SUPPLIED INFORMATION:
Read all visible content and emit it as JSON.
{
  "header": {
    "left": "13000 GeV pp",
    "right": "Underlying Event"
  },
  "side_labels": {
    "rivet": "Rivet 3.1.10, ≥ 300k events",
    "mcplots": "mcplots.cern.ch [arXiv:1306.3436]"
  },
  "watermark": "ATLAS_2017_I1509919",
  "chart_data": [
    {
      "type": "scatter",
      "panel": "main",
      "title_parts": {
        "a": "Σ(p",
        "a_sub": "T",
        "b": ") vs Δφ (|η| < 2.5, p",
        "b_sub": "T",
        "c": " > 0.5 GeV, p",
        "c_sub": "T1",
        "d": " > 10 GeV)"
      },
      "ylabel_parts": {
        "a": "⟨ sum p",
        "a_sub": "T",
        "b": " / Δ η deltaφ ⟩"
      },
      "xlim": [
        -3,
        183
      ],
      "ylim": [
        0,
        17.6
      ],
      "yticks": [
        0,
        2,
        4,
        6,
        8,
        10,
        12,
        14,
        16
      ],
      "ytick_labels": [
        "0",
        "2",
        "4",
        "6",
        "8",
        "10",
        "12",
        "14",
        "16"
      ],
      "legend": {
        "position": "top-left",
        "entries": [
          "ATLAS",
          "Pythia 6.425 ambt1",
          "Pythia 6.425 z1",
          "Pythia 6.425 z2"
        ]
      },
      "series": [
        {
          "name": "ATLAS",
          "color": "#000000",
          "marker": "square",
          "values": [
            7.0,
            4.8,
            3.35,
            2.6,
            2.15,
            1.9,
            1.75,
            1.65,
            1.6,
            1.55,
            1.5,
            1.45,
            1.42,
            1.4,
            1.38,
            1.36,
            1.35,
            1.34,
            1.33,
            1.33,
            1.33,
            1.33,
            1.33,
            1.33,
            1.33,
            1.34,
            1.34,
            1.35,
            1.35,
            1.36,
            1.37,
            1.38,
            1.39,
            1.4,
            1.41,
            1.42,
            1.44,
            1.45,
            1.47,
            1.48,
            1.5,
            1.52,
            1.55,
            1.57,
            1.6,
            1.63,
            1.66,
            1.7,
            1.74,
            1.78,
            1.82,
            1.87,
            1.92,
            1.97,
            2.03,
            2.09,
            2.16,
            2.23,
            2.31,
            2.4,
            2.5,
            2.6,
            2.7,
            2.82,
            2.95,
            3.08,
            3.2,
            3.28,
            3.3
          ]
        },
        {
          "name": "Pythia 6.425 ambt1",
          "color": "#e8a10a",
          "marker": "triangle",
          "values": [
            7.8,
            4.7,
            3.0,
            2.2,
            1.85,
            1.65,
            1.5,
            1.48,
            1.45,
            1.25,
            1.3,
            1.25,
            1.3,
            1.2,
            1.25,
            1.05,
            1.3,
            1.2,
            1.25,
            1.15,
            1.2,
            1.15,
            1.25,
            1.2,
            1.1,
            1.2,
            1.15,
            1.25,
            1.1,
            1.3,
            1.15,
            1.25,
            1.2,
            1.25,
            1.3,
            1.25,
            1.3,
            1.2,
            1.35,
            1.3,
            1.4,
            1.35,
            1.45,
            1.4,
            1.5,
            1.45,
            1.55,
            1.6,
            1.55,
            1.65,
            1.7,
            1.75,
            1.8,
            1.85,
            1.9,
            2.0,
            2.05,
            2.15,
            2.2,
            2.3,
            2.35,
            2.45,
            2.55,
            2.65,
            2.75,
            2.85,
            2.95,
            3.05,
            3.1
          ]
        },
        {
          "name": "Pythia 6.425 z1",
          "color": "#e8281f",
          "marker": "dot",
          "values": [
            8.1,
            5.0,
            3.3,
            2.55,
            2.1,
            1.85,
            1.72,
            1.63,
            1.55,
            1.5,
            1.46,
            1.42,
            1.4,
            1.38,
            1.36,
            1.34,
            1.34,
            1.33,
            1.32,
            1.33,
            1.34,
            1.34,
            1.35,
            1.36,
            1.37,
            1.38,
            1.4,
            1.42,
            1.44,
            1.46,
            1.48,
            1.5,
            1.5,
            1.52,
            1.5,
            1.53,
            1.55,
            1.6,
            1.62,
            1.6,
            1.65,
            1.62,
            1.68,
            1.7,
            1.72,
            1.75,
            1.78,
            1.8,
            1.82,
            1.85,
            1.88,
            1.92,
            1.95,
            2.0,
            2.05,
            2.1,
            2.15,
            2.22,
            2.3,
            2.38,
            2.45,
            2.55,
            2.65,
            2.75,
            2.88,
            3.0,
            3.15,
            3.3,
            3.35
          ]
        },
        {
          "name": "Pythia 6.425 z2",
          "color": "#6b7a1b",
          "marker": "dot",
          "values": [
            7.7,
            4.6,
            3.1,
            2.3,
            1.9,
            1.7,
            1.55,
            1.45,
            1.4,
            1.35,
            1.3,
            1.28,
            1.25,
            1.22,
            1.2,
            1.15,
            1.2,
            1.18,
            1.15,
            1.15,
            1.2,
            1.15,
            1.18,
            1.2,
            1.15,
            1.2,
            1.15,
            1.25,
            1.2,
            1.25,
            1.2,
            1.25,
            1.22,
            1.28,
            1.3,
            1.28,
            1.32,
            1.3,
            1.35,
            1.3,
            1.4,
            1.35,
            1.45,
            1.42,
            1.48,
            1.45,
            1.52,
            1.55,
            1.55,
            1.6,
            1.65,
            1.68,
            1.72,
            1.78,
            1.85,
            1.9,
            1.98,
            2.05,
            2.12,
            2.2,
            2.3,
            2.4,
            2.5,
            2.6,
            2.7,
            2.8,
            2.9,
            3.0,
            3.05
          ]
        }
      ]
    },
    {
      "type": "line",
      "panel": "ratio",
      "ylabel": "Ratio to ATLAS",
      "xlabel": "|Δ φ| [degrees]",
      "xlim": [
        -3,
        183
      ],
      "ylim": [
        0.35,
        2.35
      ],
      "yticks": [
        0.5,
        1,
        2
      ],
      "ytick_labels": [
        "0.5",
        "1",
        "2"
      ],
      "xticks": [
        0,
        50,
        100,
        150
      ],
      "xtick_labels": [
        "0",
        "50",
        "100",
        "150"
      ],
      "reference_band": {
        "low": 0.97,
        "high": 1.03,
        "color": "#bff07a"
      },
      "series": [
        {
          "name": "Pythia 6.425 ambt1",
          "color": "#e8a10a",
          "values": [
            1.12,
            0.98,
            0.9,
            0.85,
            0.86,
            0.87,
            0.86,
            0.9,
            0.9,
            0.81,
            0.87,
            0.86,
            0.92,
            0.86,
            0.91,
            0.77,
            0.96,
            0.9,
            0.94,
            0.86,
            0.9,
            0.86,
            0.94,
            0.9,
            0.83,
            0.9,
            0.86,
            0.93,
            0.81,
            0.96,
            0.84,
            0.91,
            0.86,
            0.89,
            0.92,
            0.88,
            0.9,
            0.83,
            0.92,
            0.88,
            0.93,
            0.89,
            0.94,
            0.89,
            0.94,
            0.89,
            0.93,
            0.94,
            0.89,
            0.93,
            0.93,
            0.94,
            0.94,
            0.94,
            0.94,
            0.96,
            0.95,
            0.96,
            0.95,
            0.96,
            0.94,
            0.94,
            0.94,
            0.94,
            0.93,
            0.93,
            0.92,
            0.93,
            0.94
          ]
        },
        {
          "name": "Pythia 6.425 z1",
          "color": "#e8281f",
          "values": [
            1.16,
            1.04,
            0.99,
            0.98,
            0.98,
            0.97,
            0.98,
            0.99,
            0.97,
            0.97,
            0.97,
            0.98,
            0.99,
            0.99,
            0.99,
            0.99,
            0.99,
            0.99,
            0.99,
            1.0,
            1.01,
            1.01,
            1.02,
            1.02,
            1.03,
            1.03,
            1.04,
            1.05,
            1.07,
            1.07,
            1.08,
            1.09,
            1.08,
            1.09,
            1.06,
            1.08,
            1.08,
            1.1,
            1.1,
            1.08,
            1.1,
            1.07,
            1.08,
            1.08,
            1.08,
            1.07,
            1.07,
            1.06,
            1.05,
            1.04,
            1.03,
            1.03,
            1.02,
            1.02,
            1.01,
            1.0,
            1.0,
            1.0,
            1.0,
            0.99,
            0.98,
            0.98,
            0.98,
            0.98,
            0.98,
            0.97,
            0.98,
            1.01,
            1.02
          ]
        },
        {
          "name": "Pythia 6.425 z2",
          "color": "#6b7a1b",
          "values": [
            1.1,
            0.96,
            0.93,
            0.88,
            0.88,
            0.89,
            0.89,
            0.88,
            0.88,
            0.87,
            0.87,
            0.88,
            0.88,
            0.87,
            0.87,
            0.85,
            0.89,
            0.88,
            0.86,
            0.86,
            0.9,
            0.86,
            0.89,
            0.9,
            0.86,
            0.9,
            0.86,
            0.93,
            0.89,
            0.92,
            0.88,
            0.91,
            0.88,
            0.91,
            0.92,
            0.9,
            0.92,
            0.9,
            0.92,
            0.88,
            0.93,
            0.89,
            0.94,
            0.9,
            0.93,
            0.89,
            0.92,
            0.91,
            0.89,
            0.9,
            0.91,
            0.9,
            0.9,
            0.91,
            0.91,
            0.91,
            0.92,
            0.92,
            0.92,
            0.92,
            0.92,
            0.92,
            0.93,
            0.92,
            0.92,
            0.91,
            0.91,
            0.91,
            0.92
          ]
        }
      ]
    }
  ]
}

WORK REQUIRED: Show every line that contains the word "marker".

FINAL RESULT:
          "marker": "square",
          "marker": "triangle",
          "marker": "dot",
          "marker": "dot",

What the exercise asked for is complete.